begin Data for the task

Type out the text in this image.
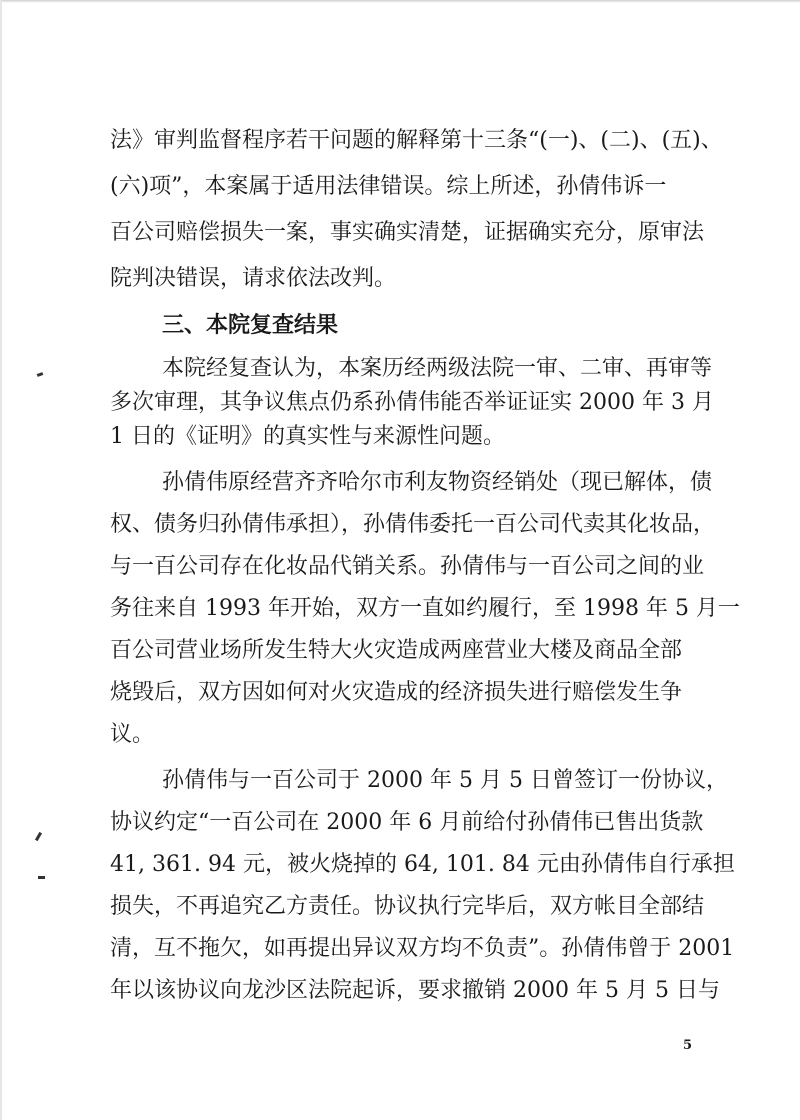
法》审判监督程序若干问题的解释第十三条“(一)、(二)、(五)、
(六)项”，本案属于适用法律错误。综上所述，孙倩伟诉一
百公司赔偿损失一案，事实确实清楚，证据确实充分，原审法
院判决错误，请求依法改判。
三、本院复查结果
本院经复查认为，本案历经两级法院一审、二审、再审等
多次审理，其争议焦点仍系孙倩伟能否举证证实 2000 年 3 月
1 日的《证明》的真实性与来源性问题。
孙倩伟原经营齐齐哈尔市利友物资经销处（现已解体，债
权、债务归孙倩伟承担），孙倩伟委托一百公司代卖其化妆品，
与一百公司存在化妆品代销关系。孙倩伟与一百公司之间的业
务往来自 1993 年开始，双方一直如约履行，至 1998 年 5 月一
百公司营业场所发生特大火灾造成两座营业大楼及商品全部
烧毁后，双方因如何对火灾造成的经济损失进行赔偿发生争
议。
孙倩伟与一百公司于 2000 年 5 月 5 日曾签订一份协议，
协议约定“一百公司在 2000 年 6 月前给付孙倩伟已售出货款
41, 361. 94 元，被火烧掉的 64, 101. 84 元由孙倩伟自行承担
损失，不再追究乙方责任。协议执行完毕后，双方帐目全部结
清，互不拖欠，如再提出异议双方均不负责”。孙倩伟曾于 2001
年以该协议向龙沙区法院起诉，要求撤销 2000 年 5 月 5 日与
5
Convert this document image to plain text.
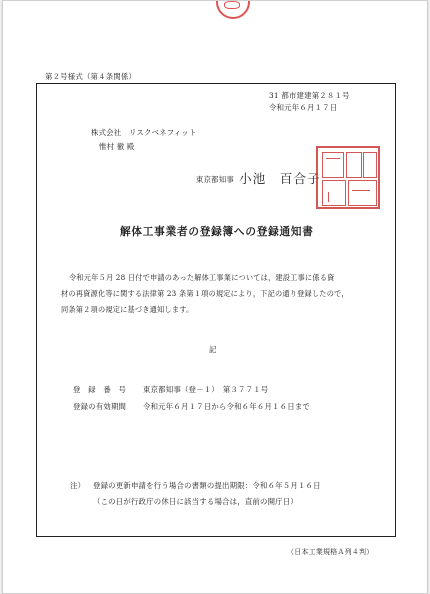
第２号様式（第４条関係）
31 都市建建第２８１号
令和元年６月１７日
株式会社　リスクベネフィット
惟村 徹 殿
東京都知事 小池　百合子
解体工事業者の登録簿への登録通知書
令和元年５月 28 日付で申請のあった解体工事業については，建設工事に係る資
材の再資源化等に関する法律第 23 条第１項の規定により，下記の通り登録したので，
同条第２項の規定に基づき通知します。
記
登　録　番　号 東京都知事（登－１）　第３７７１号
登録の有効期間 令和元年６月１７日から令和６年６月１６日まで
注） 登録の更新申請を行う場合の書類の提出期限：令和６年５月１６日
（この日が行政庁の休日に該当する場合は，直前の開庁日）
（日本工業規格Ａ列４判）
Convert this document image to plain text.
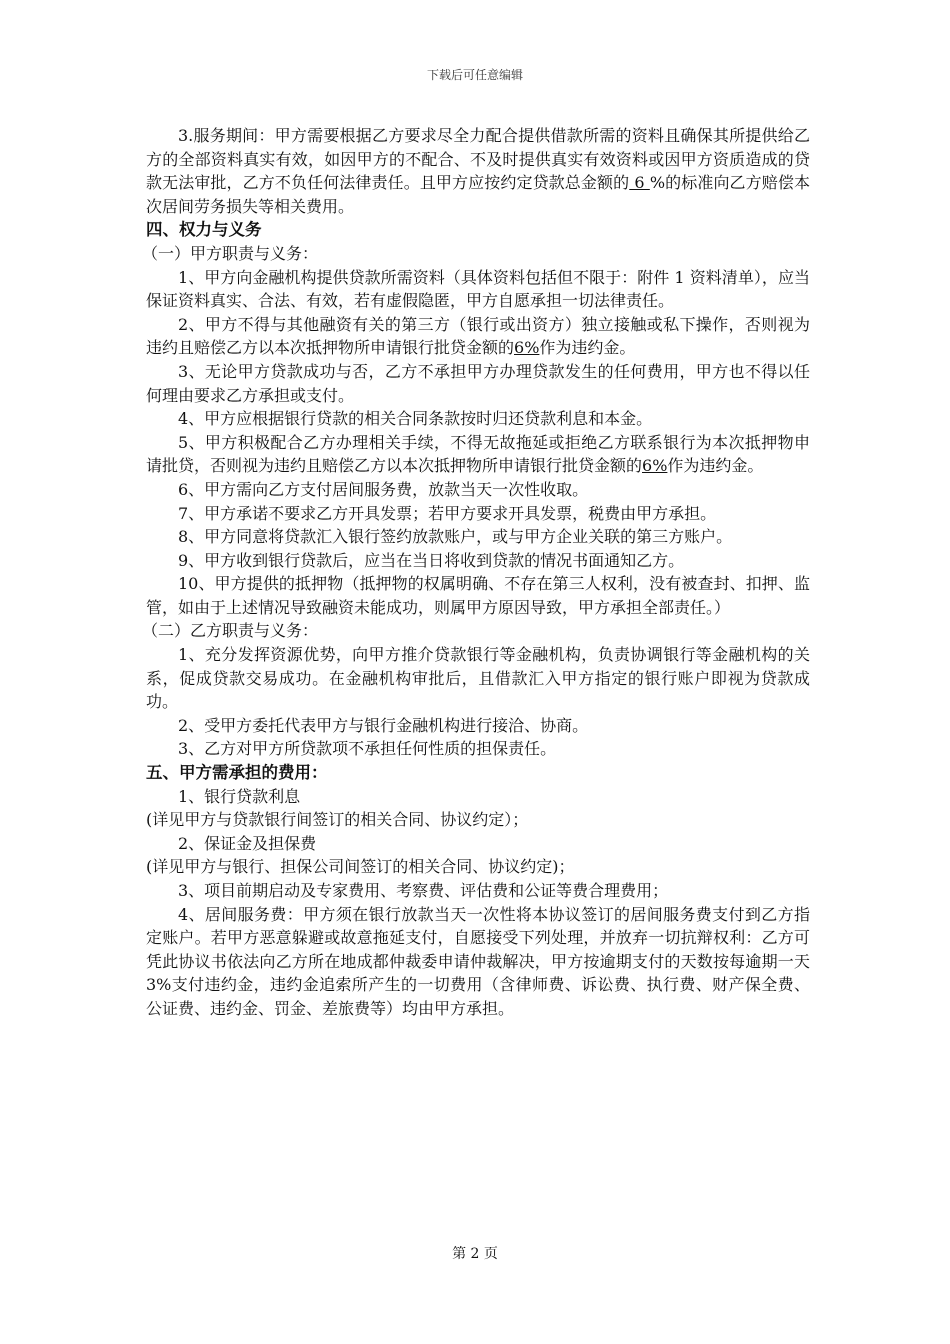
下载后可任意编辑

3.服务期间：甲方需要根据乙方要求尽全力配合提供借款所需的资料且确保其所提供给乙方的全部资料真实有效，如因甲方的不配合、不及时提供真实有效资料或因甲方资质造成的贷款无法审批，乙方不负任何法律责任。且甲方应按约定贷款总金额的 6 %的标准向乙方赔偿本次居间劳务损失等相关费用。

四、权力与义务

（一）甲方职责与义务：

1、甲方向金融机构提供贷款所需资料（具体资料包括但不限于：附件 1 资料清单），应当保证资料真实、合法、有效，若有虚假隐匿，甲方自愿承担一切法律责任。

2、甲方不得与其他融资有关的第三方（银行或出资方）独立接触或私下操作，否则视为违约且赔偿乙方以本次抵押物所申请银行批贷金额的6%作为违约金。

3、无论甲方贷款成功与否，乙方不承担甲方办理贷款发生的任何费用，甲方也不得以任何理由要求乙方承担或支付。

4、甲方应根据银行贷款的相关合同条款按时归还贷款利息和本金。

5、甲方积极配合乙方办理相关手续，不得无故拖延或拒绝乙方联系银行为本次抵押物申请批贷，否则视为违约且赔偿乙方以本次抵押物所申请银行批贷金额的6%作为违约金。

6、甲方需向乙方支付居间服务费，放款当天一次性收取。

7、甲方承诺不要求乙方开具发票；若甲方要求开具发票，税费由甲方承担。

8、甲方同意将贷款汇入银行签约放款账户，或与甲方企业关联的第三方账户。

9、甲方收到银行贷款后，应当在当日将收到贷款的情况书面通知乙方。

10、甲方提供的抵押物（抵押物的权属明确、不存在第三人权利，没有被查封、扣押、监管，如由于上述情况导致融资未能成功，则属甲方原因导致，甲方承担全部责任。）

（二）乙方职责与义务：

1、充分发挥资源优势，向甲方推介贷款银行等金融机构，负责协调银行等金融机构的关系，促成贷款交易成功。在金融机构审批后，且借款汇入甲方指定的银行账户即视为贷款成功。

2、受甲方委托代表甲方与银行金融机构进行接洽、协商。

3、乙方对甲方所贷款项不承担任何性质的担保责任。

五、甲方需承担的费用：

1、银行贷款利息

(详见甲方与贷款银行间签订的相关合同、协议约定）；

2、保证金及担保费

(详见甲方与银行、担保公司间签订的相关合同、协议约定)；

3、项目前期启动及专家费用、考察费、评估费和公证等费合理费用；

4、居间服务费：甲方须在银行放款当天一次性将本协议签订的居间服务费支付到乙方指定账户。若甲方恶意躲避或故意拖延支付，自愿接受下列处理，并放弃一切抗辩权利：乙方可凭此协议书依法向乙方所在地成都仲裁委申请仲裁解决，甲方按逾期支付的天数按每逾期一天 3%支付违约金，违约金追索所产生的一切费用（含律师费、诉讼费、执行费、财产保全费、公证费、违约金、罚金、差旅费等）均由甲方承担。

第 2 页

end Data for the task
begin Data for the task

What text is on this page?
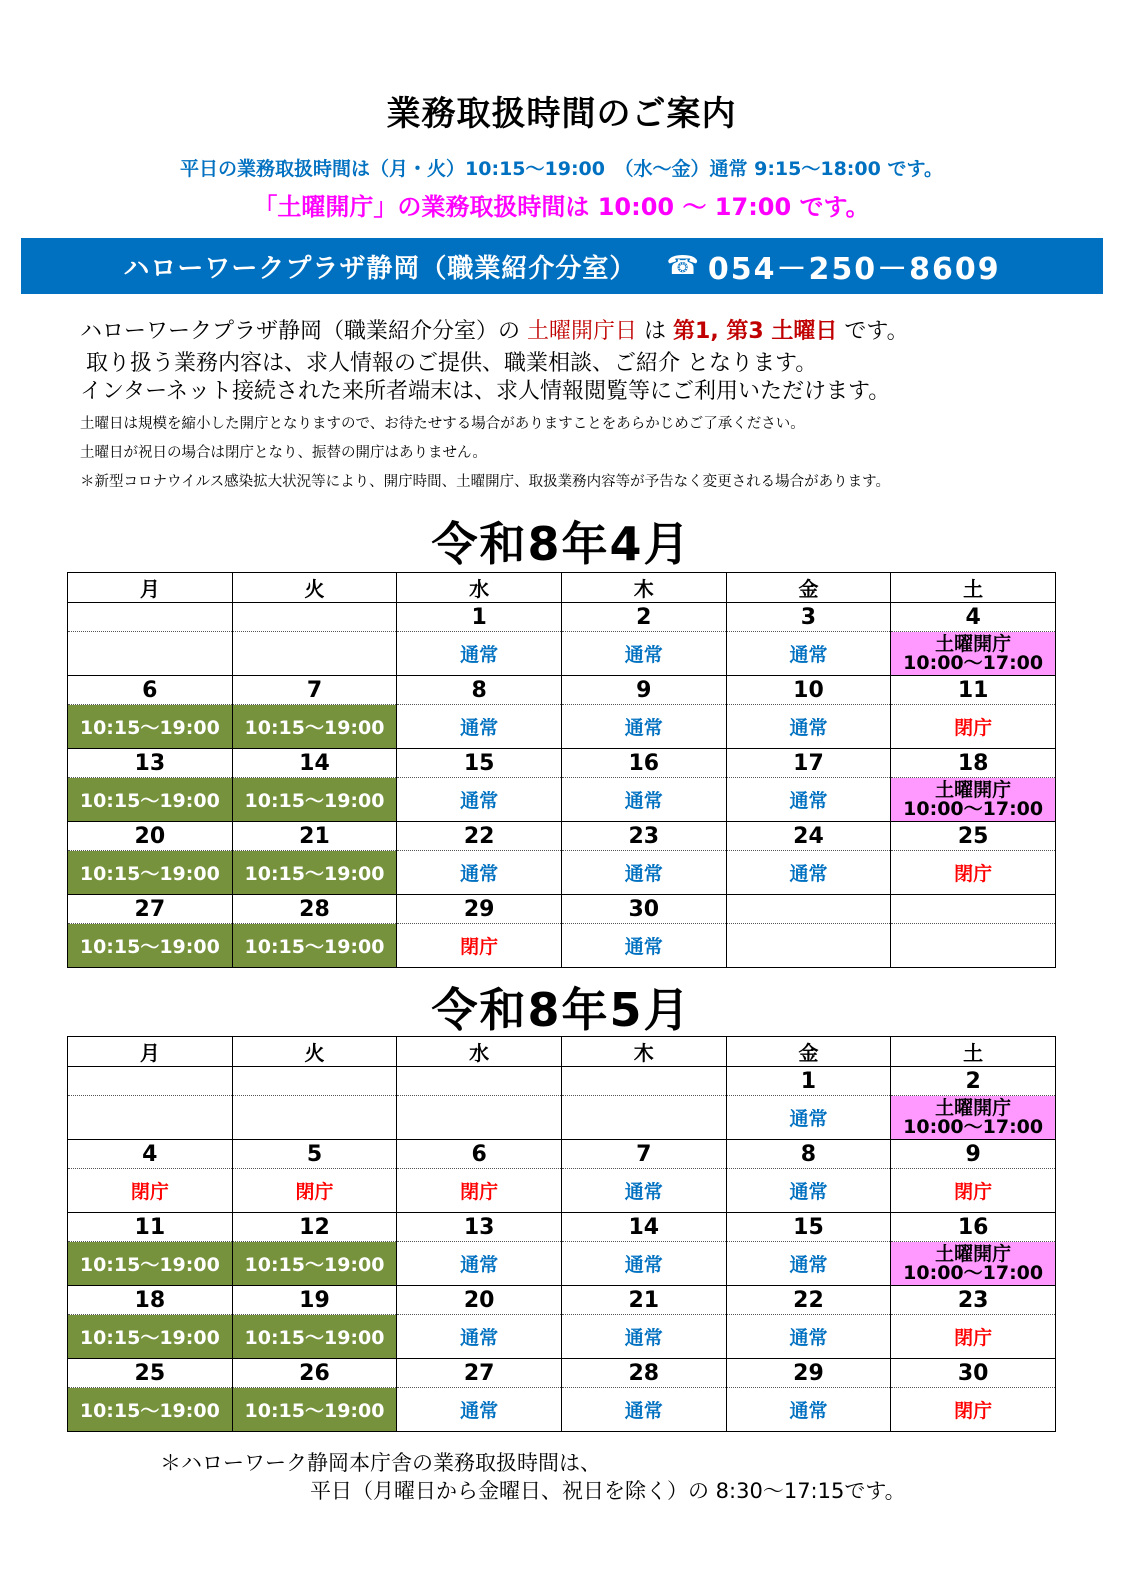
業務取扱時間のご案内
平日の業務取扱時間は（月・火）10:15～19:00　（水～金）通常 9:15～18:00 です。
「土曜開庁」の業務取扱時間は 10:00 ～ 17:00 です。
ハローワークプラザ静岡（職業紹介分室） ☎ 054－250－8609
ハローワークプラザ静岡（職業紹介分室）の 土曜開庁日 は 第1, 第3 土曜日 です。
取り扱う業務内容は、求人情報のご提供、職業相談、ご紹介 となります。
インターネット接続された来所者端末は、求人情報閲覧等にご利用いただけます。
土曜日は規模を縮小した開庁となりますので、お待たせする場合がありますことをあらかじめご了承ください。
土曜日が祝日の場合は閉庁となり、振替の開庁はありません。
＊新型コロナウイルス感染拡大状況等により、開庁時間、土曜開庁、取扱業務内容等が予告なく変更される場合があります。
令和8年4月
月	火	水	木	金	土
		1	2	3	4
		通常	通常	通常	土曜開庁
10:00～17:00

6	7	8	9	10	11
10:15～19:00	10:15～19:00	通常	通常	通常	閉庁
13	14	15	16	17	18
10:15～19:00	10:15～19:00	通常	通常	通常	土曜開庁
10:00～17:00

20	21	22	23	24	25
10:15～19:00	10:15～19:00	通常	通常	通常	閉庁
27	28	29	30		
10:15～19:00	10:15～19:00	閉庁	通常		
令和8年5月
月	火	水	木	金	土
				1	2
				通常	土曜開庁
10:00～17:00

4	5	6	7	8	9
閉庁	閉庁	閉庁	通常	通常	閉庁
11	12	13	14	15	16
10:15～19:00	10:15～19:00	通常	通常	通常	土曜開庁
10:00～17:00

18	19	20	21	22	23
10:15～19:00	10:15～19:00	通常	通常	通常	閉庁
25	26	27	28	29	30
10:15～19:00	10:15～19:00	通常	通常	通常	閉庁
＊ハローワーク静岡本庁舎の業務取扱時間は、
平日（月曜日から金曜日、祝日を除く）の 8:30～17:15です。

end Data for the task

■ Task directions ■
In the records above, find each line that holds the word "this"; copy all such lines.

■ Task answer ■
Type out the text in this image.
Convert this document image to plain text.
Convert this document image to plain text.
What text is on this page?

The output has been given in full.